* Given instruction *
Copy the entries below word for word, from the first one through the line containing "chevron-down-icon: ⌄ (670, 289, 678, 299)".

* Task material *
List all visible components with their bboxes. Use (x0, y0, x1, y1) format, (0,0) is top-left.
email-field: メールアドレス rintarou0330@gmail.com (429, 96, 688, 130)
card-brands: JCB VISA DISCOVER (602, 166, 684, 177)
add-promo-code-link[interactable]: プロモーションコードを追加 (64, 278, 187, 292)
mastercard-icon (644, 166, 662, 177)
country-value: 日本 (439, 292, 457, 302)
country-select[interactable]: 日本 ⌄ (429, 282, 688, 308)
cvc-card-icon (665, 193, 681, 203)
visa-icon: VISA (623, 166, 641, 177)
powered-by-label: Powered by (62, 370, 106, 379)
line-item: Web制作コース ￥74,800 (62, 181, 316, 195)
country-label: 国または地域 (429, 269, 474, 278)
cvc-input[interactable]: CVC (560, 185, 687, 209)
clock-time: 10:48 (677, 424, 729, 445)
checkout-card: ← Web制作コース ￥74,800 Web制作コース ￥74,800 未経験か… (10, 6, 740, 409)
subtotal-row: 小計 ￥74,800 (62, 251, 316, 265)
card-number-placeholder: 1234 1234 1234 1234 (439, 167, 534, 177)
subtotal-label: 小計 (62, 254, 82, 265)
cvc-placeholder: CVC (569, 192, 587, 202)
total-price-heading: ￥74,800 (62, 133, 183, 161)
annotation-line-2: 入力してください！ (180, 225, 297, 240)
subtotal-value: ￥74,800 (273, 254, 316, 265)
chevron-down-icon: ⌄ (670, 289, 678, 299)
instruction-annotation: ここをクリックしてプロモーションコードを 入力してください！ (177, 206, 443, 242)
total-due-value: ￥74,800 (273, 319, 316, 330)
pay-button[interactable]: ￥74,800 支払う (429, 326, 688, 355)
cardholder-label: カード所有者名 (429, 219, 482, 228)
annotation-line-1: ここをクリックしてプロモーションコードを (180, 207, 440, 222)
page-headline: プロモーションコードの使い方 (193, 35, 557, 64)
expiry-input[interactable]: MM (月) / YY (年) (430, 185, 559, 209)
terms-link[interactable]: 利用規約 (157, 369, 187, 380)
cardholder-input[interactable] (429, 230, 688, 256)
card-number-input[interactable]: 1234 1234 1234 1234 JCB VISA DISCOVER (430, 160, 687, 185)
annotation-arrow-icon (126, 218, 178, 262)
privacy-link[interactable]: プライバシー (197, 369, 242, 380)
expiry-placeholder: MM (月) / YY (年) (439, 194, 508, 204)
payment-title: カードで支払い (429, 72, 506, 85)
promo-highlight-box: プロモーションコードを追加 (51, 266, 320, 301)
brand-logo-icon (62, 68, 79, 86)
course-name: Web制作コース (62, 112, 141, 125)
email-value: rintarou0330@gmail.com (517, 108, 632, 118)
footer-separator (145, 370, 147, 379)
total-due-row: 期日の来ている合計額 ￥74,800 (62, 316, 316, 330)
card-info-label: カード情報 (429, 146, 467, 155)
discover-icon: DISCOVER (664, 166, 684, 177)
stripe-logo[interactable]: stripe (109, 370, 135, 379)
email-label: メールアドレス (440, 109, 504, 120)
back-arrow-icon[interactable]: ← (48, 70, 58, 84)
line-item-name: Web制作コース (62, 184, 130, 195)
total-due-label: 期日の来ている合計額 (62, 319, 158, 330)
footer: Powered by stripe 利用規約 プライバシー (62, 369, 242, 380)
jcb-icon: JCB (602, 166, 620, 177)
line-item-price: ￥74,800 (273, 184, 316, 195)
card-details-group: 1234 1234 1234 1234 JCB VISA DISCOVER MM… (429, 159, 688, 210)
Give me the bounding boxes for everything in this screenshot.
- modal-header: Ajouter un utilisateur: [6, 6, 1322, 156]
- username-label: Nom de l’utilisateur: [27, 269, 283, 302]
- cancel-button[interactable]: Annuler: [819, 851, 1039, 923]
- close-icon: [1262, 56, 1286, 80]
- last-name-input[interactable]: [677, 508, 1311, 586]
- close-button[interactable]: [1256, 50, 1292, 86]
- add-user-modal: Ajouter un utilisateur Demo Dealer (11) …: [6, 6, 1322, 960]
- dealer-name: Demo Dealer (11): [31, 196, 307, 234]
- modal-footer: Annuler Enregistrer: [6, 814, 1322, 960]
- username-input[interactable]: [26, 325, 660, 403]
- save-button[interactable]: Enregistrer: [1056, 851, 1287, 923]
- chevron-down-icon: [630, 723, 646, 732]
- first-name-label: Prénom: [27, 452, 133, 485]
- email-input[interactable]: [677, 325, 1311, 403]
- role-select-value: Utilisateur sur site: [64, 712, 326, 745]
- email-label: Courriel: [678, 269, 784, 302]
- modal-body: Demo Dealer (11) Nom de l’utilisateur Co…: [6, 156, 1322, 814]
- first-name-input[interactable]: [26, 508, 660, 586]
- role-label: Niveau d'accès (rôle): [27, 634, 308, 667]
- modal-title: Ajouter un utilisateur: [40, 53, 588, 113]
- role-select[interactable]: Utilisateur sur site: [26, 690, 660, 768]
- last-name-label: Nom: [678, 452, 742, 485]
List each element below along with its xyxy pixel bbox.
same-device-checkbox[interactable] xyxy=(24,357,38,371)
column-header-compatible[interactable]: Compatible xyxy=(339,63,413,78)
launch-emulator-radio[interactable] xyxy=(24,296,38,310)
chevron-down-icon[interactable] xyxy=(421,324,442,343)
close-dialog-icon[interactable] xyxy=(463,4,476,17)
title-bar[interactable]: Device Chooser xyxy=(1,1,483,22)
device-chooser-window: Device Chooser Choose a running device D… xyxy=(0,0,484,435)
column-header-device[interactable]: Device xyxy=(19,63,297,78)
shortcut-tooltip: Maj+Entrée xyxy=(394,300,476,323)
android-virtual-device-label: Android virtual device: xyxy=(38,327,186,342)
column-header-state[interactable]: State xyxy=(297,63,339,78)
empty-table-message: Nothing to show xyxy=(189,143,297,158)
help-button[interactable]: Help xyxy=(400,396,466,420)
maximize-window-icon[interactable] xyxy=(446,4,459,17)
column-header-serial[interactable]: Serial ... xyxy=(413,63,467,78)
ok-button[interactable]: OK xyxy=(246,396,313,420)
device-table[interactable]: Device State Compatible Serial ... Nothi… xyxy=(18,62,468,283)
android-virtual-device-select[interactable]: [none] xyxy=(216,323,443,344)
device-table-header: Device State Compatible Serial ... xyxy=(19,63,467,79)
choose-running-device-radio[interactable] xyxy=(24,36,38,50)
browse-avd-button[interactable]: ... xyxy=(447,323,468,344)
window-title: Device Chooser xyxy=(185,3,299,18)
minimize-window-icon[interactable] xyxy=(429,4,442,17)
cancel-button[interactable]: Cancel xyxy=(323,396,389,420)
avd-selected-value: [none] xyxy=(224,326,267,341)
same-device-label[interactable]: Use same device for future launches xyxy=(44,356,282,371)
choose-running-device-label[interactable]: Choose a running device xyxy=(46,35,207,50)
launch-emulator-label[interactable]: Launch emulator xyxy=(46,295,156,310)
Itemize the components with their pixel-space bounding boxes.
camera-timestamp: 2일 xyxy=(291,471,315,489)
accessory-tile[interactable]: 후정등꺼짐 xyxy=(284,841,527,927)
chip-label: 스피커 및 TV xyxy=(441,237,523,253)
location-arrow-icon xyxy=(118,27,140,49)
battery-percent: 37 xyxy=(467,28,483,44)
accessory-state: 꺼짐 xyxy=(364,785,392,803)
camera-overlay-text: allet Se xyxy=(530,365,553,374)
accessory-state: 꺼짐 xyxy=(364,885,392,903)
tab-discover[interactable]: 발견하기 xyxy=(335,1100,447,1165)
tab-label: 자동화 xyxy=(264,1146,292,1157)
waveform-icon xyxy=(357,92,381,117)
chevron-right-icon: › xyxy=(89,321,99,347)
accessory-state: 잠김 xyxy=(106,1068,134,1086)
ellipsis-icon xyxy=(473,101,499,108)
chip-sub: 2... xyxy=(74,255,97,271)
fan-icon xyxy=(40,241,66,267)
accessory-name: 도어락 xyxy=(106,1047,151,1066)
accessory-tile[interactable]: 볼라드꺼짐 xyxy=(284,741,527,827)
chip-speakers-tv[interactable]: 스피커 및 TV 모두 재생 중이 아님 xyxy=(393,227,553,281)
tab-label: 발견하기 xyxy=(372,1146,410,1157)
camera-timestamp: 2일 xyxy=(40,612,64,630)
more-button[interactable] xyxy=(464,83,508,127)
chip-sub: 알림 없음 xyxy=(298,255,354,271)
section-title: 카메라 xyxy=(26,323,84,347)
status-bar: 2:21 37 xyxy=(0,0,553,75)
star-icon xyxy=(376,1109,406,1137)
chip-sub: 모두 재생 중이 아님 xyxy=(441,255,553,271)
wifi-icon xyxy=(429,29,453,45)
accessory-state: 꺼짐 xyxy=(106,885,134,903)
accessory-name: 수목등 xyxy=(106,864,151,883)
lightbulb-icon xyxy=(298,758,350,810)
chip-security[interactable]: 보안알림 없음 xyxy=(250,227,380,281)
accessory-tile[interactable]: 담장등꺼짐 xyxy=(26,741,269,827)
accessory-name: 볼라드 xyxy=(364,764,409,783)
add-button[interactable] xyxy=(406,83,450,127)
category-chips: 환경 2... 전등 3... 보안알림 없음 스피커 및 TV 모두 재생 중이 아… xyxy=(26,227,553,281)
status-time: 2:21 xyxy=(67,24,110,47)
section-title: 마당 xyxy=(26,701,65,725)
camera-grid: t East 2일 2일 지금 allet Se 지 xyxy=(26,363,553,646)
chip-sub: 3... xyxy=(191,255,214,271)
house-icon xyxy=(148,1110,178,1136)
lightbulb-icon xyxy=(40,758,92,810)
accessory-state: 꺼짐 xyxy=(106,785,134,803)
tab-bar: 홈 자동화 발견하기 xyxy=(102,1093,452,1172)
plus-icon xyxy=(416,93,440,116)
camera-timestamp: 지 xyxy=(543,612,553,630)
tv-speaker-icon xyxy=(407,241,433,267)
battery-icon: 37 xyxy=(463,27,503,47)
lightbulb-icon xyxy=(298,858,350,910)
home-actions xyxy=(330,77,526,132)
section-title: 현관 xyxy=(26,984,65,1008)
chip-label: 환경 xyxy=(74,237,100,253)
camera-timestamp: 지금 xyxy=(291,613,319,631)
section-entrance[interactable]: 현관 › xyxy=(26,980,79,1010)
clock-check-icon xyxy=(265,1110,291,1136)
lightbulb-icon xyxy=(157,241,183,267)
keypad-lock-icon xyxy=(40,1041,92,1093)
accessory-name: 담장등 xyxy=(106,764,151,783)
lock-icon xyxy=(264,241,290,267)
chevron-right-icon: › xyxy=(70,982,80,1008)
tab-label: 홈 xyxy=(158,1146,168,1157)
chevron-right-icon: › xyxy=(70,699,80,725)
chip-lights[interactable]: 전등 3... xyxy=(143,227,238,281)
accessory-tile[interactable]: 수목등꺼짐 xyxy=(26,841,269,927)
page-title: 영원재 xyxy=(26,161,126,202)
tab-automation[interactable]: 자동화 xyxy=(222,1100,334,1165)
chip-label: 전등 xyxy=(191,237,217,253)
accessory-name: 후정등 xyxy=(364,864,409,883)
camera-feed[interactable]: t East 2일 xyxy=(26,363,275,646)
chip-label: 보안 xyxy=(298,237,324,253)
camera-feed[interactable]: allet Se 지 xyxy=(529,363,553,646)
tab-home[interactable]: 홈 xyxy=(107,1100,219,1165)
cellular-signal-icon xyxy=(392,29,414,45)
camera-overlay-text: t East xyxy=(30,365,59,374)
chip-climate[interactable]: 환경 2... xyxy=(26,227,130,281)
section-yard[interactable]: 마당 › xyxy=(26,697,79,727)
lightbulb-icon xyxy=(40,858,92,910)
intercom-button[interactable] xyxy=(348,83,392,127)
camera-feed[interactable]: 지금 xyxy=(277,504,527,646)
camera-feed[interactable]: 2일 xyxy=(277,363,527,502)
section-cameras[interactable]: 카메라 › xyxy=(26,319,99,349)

* Correct result *
List all visible components with their bboxes. Use (x0, y0, x1, y1) format, (0,0) is top-left.
email-field: メールアドレス rintarou0330@gmail.com (429, 96, 688, 130)
card-brands: JCB VISA DISCOVER (602, 166, 684, 177)
add-promo-code-link[interactable]: プロモーションコードを追加 (64, 278, 187, 292)
mastercard-icon (644, 166, 662, 177)
country-value: 日本 (439, 292, 457, 302)
country-select[interactable]: 日本 ⌄ (429, 282, 688, 308)
cvc-card-icon (665, 193, 681, 203)
visa-icon: VISA (623, 166, 641, 177)
powered-by-label: Powered by (62, 370, 106, 379)
line-item: Web制作コース ￥74,800 (62, 181, 316, 195)
country-label: 国または地域 (429, 269, 474, 278)
cvc-input[interactable]: CVC (560, 185, 687, 209)
clock-time: 10:48 (677, 424, 729, 445)
checkout-card: ← Web制作コース ￥74,800 Web制作コース ￥74,800 未経験か… (10, 6, 740, 409)
subtotal-row: 小計 ￥74,800 (62, 251, 316, 265)
card-number-placeholder: 1234 1234 1234 1234 (439, 167, 534, 177)
subtotal-label: 小計 (62, 254, 82, 265)
cvc-placeholder: CVC (569, 192, 587, 202)
total-price-heading: ￥74,800 (62, 133, 183, 161)
annotation-line-2: 入力してください！ (180, 225, 297, 240)
subtotal-value: ￥74,800 (273, 254, 316, 265)
chevron-down-icon: ⌄ (670, 289, 678, 299)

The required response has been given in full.